Task objective: Print all entries word for word.

Stored data:
◇ ◇ ◇ ◇ ◇
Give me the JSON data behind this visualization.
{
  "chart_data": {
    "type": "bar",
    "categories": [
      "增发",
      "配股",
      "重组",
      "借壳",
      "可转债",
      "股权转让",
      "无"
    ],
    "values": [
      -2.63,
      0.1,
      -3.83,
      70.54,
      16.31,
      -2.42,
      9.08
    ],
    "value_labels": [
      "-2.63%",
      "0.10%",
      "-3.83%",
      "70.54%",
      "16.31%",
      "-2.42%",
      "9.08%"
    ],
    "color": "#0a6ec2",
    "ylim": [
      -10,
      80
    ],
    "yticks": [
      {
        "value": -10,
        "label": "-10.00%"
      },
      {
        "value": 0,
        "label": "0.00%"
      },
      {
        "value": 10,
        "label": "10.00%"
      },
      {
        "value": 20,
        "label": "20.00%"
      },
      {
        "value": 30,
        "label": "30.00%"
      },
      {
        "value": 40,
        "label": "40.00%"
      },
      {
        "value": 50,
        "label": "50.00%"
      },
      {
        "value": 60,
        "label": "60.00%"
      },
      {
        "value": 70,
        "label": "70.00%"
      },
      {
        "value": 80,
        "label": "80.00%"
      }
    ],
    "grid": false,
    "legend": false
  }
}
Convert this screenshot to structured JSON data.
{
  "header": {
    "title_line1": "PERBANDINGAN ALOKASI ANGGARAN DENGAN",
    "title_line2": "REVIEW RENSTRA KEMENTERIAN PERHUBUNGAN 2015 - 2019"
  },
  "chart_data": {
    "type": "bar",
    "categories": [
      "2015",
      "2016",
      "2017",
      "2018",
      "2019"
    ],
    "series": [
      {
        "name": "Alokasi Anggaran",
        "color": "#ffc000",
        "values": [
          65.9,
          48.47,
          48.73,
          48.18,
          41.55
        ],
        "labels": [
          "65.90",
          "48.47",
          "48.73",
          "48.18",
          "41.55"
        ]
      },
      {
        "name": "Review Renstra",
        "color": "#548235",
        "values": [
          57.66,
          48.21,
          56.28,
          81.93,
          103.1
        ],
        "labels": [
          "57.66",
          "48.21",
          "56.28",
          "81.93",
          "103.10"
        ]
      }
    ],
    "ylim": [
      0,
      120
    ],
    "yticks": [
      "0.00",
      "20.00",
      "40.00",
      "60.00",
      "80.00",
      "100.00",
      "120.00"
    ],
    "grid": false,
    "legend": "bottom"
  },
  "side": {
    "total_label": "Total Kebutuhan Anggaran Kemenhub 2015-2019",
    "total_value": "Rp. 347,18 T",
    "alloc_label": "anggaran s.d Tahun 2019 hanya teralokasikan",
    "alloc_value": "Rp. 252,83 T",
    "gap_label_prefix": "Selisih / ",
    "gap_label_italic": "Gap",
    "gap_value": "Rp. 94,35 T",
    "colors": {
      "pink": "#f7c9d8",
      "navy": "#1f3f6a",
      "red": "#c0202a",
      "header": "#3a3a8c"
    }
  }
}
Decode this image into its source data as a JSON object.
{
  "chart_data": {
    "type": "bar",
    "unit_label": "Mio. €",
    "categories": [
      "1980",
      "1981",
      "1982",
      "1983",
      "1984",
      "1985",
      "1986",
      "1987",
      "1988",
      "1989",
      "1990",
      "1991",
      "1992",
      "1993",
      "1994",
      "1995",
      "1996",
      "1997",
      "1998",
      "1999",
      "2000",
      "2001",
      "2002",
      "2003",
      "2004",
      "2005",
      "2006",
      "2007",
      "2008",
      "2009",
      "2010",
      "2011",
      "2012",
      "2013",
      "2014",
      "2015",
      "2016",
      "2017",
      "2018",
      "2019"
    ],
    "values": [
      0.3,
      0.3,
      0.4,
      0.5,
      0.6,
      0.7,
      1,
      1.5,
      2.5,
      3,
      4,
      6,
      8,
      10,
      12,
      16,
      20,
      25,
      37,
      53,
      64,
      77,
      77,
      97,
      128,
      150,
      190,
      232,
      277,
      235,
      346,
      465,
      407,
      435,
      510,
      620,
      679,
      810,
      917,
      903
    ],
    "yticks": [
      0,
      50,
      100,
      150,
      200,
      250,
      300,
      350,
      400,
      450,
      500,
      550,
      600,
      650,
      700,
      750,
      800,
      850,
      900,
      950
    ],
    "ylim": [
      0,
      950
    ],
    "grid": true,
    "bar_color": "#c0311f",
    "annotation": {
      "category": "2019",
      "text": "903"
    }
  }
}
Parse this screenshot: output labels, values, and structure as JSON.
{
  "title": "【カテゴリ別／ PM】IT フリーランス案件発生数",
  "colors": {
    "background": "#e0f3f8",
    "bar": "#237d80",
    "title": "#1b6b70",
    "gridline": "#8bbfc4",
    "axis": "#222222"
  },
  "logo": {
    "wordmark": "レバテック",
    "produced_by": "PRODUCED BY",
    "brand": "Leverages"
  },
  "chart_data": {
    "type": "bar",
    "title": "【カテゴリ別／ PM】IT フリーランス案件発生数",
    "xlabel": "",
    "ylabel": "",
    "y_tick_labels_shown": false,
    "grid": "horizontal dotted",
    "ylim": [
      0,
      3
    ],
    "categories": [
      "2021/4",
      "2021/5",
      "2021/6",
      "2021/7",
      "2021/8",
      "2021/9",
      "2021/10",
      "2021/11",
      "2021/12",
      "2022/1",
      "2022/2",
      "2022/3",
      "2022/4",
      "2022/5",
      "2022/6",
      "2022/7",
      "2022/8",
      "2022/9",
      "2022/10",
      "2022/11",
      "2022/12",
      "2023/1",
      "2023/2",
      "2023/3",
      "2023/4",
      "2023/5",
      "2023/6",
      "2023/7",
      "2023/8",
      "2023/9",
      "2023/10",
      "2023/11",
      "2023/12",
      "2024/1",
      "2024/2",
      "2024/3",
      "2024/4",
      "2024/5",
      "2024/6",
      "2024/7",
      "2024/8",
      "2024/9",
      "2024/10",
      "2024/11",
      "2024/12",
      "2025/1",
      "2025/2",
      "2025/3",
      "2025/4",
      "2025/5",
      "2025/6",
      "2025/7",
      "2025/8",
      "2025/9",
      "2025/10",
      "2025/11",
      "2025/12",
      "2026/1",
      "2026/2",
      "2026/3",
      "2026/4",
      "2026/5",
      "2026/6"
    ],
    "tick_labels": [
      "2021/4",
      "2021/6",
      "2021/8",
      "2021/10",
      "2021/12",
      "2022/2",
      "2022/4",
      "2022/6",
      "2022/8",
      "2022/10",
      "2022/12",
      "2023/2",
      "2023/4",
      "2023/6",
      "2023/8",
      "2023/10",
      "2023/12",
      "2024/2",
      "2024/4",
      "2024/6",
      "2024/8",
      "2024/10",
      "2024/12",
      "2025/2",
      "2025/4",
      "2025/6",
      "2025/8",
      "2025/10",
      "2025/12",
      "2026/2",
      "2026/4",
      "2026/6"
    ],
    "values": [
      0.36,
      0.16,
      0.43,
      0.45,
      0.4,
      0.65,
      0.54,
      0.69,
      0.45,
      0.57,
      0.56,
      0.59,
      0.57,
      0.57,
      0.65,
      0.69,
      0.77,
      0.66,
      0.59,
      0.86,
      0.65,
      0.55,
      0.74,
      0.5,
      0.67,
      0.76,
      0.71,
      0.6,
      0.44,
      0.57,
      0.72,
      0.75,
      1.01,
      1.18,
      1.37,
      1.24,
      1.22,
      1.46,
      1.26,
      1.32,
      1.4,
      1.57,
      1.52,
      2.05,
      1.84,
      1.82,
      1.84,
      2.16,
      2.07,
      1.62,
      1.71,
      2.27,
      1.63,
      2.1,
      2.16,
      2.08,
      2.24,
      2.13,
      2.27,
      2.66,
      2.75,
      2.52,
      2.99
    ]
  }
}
◇ ◇ ◇ ◇ ◇
Correct response:
Give me the JSON data behind this visualization.
{
  "chart_data": {
    "type": "bar",
    "categories": [
      "增发",
      "配股",
      "重组",
      "借壳",
      "可转债",
      "股权转让",
      "无"
    ],
    "values": [
      -2.63,
      0.1,
      -3.83,
      70.54,
      16.31,
      -2.42,
      9.08
    ],
    "value_labels": [
      "-2.63%",
      "0.10%",
      "-3.83%",
      "70.54%",
      "16.31%",
      "-2.42%",
      "9.08%"
    ],
    "color": "#0a6ec2",
    "ylim": [
      -10,
      80
    ],
    "yticks": [
      {
        "value": -10,
        "label": "-10.00%"
      },
      {
        "value": 0,
        "label": "0.00%"
      },
      {
        "value": 10,
        "label": "10.00%"
      },
      {
        "value": 20,
        "label": "20.00%"
      },
      {
        "value": 30,
        "label": "30.00%"
      },
      {
        "value": 40,
        "label": "40.00%"
      },
      {
        "value": 50,
        "label": "50.00%"
      },
      {
        "value": 60,
        "label": "60.00%"
      },
      {
        "value": 70,
        "label": "70.00%"
      },
      {
        "value": 80,
        "label": "80.00%"
      }
    ],
    "grid": false,
    "legend": false
  }
}
Convert this screenshot to structured JSON data.
{
  "header": {
    "title_line1": "PERBANDINGAN ALOKASI ANGGARAN DENGAN",
    "title_line2": "REVIEW RENSTRA KEMENTERIAN PERHUBUNGAN 2015 - 2019"
  },
  "chart_data": {
    "type": "bar",
    "categories": [
      "2015",
      "2016",
      "2017",
      "2018",
      "2019"
    ],
    "series": [
      {
        "name": "Alokasi Anggaran",
        "color": "#ffc000",
        "values": [
          65.9,
          48.47,
          48.73,
          48.18,
          41.55
        ],
        "labels": [
          "65.90",
          "48.47",
          "48.73",
          "48.18",
          "41.55"
        ]
      },
      {
        "name": "Review Renstra",
        "color": "#548235",
        "values": [
          57.66,
          48.21,
          56.28,
          81.93,
          103.1
        ],
        "labels": [
          "57.66",
          "48.21",
          "56.28",
          "81.93",
          "103.10"
        ]
      }
    ],
    "ylim": [
      0,
      120
    ],
    "yticks": [
      "0.00",
      "20.00",
      "40.00",
      "60.00",
      "80.00",
      "100.00",
      "120.00"
    ],
    "grid": false,
    "legend": "bottom"
  },
  "side": {
    "total_label": "Total Kebutuhan Anggaran Kemenhub 2015-2019",
    "total_value": "Rp. 347,18 T",
    "alloc_label": "anggaran s.d Tahun 2019 hanya teralokasikan",
    "alloc_value": "Rp. 252,83 T",
    "gap_label_prefix": "Selisih / ",
    "gap_label_italic": "Gap",
    "gap_value": "Rp. 94,35 T",
    "colors": {
      "pink": "#f7c9d8",
      "navy": "#1f3f6a",
      "red": "#c0202a",
      "header": "#3a3a8c"
    }
  }
}
Decode this image into its source data as a JSON object.
{
  "chart_data": {
    "type": "bar",
    "unit_label": "Mio. €",
    "categories": [
      "1980",
      "1981",
      "1982",
      "1983",
      "1984",
      "1985",
      "1986",
      "1987",
      "1988",
      "1989",
      "1990",
      "1991",
      "1992",
      "1993",
      "1994",
      "1995",
      "1996",
      "1997",
      "1998",
      "1999",
      "2000",
      "2001",
      "2002",
      "2003",
      "2004",
      "2005",
      "2006",
      "2007",
      "2008",
      "2009",
      "2010",
      "2011",
      "2012",
      "2013",
      "2014",
      "2015",
      "2016",
      "2017",
      "2018",
      "2019"
    ],
    "values": [
      0.3,
      0.3,
      0.4,
      0.5,
      0.6,
      0.7,
      1,
      1.5,
      2.5,
      3,
      4,
      6,
      8,
      10,
      12,
      16,
      20,
      25,
      37,
      53,
      64,
      77,
      77,
      97,
      128,
      150,
      190,
      232,
      277,
      235,
      346,
      465,
      407,
      435,
      510,
      620,
      679,
      810,
      917,
      903
    ],
    "yticks": [
      0,
      50,
      100,
      150,
      200,
      250,
      300,
      350,
      400,
      450,
      500,
      550,
      600,
      650,
      700,
      750,
      800,
      850,
      900,
      950
    ],
    "ylim": [
      0,
      950
    ],
    "grid": true,
    "bar_color": "#c0311f",
    "annotation": {
      "category": "2019",
      "text": "903"
    }
  }
}
Parse this screenshot: output labels, values, and structure as JSON.
{
  "title": "【カテゴリ別／ PM】IT フリーランス案件発生数",
  "colors": {
    "background": "#e0f3f8",
    "bar": "#237d80",
    "title": "#1b6b70",
    "gridline": "#8bbfc4",
    "axis": "#222222"
  },
  "logo": {
    "wordmark": "レバテック",
    "produced_by": "PRODUCED BY",
    "brand": "Leverages"
  },
  "chart_data": {
    "type": "bar",
    "title": "【カテゴリ別／ PM】IT フリーランス案件発生数",
    "xlabel": "",
    "ylabel": "",
    "y_tick_labels_shown": false,
    "grid": "horizontal dotted",
    "ylim": [
      0,
      3
    ],
    "categories": [
      "2021/4",
      "2021/5",
      "2021/6",
      "2021/7",
      "2021/8",
      "2021/9",
      "2021/10",
      "2021/11",
      "2021/12",
      "2022/1",
      "2022/2",
      "2022/3",
      "2022/4",
      "2022/5",
      "2022/6",
      "2022/7",
      "2022/8",
      "2022/9",
      "2022/10",
      "2022/11",
      "2022/12",
      "2023/1",
      "2023/2",
      "2023/3",
      "2023/4",
      "2023/5",
      "2023/6",
      "2023/7",
      "2023/8",
      "2023/9",
      "2023/10",
      "2023/11",
      "2023/12",
      "2024/1",
      "2024/2",
      "2024/3",
      "2024/4",
      "2024/5",
      "2024/6",
      "2024/7",
      "2024/8",
      "2024/9",
      "2024/10",
      "2024/11",
      "2024/12",
      "2025/1",
      "2025/2",
      "2025/3",
      "2025/4",
      "2025/5",
      "2025/6",
      "2025/7",
      "2025/8",
      "2025/9",
      "2025/10",
      "2025/11",
      "2025/12",
      "2026/1",
      "2026/2",
      "2026/3",
      "2026/4",
      "2026/5",
      "2026/6"
    ],
    "tick_labels": [
      "2021/4",
      "2021/6",
      "2021/8",
      "2021/10",
      "2021/12",
      "2022/2",
      "2022/4",
      "2022/6",
      "2022/8",
      "2022/10",
      "2022/12",
      "2023/2",
      "2023/4",
      "2023/6",
      "2023/8",
      "2023/10",
      "2023/12",
      "2024/2",
      "2024/4",
      "2024/6",
      "2024/8",
      "2024/10",
      "2024/12",
      "2025/2",
      "2025/4",
      "2025/6",
      "2025/8",
      "2025/10",
      "2025/12",
      "2026/2",
      "2026/4",
      "2026/6"
    ],
    "values": [
      0.36,
      0.16,
      0.43,
      0.45,
      0.4,
      0.65,
      0.54,
      0.69,
      0.45,
      0.57,
      0.56,
      0.59,
      0.57,
      0.57,
      0.65,
      0.69,
      0.77,
      0.66,
      0.59,
      0.86,
      0.65,
      0.55,
      0.74,
      0.5,
      0.67,
      0.76,
      0.71,
      0.6,
      0.44,
      0.57,
      0.72,
      0.75,
      1.01,
      1.18,
      1.37,
      1.24,
      1.22,
      1.46,
      1.26,
      1.32,
      1.4,
      1.57,
      1.52,
      2.05,
      1.84,
      1.82,
      1.84,
      2.16,
      2.07,
      1.62,
      1.71,
      2.27,
      1.63,
      2.1,
      2.16,
      2.08,
      2.24,
      2.13,
      2.27,
      2.66,
      2.75,
      2.52,
      2.99
    ]
  }
}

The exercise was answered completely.